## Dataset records
= = = = =

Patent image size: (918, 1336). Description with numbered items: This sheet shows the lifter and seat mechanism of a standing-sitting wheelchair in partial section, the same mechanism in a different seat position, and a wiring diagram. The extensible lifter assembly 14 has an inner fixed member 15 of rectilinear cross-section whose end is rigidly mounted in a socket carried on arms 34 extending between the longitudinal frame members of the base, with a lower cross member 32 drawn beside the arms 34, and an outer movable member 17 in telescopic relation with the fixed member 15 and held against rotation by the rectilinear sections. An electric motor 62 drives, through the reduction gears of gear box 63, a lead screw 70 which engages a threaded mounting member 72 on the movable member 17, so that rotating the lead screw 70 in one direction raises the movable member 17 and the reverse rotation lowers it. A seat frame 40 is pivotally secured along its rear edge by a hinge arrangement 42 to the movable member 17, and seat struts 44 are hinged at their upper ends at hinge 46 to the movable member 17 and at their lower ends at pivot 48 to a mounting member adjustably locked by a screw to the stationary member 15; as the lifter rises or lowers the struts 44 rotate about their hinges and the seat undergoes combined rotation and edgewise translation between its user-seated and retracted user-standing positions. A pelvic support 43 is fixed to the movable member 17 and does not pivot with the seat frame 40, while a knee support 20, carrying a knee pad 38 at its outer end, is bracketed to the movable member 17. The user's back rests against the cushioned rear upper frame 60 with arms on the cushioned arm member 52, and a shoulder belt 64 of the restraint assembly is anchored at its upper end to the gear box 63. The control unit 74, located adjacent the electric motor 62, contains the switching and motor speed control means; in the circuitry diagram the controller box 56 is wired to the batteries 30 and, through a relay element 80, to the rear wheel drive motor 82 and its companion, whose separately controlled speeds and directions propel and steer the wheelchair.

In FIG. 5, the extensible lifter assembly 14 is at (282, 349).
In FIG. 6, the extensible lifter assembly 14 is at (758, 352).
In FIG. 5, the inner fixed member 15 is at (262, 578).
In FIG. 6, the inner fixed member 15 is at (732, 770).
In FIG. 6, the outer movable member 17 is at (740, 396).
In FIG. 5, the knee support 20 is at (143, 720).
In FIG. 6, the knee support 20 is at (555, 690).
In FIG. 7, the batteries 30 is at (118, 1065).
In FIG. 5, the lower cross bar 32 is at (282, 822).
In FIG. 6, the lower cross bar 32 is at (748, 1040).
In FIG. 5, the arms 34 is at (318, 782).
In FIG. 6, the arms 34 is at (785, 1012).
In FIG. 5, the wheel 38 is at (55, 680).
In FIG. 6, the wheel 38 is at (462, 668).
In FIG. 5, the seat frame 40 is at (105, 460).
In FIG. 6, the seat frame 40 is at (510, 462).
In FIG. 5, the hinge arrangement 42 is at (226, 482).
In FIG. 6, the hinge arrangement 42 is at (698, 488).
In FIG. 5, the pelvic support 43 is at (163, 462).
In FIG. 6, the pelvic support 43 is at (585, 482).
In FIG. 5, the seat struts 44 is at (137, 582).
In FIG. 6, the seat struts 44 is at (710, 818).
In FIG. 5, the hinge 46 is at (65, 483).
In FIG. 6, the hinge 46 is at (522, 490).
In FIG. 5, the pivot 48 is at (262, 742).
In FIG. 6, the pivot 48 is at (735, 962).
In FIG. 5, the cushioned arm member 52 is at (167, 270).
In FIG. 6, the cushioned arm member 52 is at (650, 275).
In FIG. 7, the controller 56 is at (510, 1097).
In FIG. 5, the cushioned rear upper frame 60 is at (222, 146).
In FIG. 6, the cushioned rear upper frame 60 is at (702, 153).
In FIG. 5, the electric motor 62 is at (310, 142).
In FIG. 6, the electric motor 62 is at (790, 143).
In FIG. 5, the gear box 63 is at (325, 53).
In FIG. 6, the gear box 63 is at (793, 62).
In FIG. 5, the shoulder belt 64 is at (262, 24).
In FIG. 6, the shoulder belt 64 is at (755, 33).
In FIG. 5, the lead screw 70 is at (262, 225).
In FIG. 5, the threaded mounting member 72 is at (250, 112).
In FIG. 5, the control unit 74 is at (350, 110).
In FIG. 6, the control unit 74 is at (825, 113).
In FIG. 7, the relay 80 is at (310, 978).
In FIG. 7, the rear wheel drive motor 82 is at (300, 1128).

= = = = =

Reproduce all of the data above verbatim, keeping every line unchanged.

## Result
Patent image size: (918, 1336). Description with numbered items: This sheet shows the lifter and seat mechanism of a standing-sitting wheelchair in partial section, the same mechanism in a different seat position, and a wiring diagram. The extensible lifter assembly 14 has an inner fixed member 15 of rectilinear cross-section whose end is rigidly mounted in a socket carried on arms 34 extending between the longitudinal frame members of the base, with a lower cross member 32 drawn beside the arms 34, and an outer movable member 17 in telescopic relation with the fixed member 15 and held against rotation by the rectilinear sections. An electric motor 62 drives, through the reduction gears of gear box 63, a lead screw 70 which engages a threaded mounting member 72 on the movable member 17, so that rotating the lead screw 70 in one direction raises the movable member 17 and the reverse rotation lowers it. A seat frame 40 is pivotally secured along its rear edge by a hinge arrangement 42 to the movable member 17, and seat struts 44 are hinged at their upper ends at hinge 46 to the movable member 17 and at their lower ends at pivot 48 to a mounting member adjustably locked by a screw to the stationary member 15; as the lifter rises or lowers the struts 44 rotate about their hinges and the seat undergoes combined rotation and edgewise translation between its user-seated and retracted user-standing positions. A pelvic support 43 is fixed to the movable member 17 and does not pivot with the seat frame 40, while a knee support 20, carrying a knee pad 38 at its outer end, is bracketed to the movable member 17. The user's back rests against the cushioned rear upper frame 60 with arms on the cushioned arm member 52, and a shoulder belt 64 of the restraint assembly is anchored at its upper end to the gear box 63. The control unit 74, located adjacent the electric motor 62, contains the switching and motor speed control means; in the circuitry diagram the controller box 56 is wired to the batteries 30 and, through a relay element 80, to the rear wheel drive motor 82 and its companion, whose separately controlled speeds and directions propel and steer the wheelchair.

In FIG. 5, the extensible lifter assembly 14 is at (282, 349).
In FIG. 6, the extensible lifter assembly 14 is at (758, 352).
In FIG. 5, the inner fixed member 15 is at (262, 578).
In FIG. 6, the inner fixed member 15 is at (732, 770).
In FIG. 6, the outer movable member 17 is at (740, 396).
In FIG. 5, the knee support 20 is at (143, 720).
In FIG. 6, the knee support 20 is at (555, 690).
In FIG. 7, the batteries 30 is at (118, 1065).
In FIG. 5, the lower cross bar 32 is at (282, 822).
In FIG. 6, the lower cross bar 32 is at (748, 1040).
In FIG. 5, the arms 34 is at (318, 782).
In FIG. 6, the arms 34 is at (785, 1012).
In FIG. 5, the wheel 38 is at (55, 680).
In FIG. 6, the wheel 38 is at (462, 668).
In FIG. 5, the seat frame 40 is at (105, 460).
In FIG. 6, the seat frame 40 is at (510, 462).
In FIG. 5, the hinge arrangement 42 is at (226, 482).
In FIG. 6, the hinge arrangement 42 is at (698, 488).
In FIG. 5, the pelvic support 43 is at (163, 462).
In FIG. 6, the pelvic support 43 is at (585, 482).
In FIG. 5, the seat struts 44 is at (137, 582).
In FIG. 6, the seat struts 44 is at (710, 818).
In FIG. 5, the hinge 46 is at (65, 483).
In FIG. 6, the hinge 46 is at (522, 490).
In FIG. 5, the pivot 48 is at (262, 742).
In FIG. 6, the pivot 48 is at (735, 962).
In FIG. 5, the cushioned arm member 52 is at (167, 270).
In FIG. 6, the cushioned arm member 52 is at (650, 275).
In FIG. 7, the controller 56 is at (510, 1097).
In FIG. 5, the cushioned rear upper frame 60 is at (222, 146).
In FIG. 6, the cushioned rear upper frame 60 is at (702, 153).
In FIG. 5, the electric motor 62 is at (310, 142).
In FIG. 6, the electric motor 62 is at (790, 143).
In FIG. 5, the gear box 63 is at (325, 53).
In FIG. 6, the gear box 63 is at (793, 62).
In FIG. 5, the shoulder belt 64 is at (262, 24).
In FIG. 6, the shoulder belt 64 is at (755, 33).
In FIG. 5, the lead screw 70 is at (262, 225).
In FIG. 5, the threaded mounting member 72 is at (250, 112).
In FIG. 5, the control unit 74 is at (350, 110).
In FIG. 6, the control unit 74 is at (825, 113).
In FIG. 7, the relay 80 is at (310, 978).
In FIG. 7, the rear wheel drive motor 82 is at (300, 1128).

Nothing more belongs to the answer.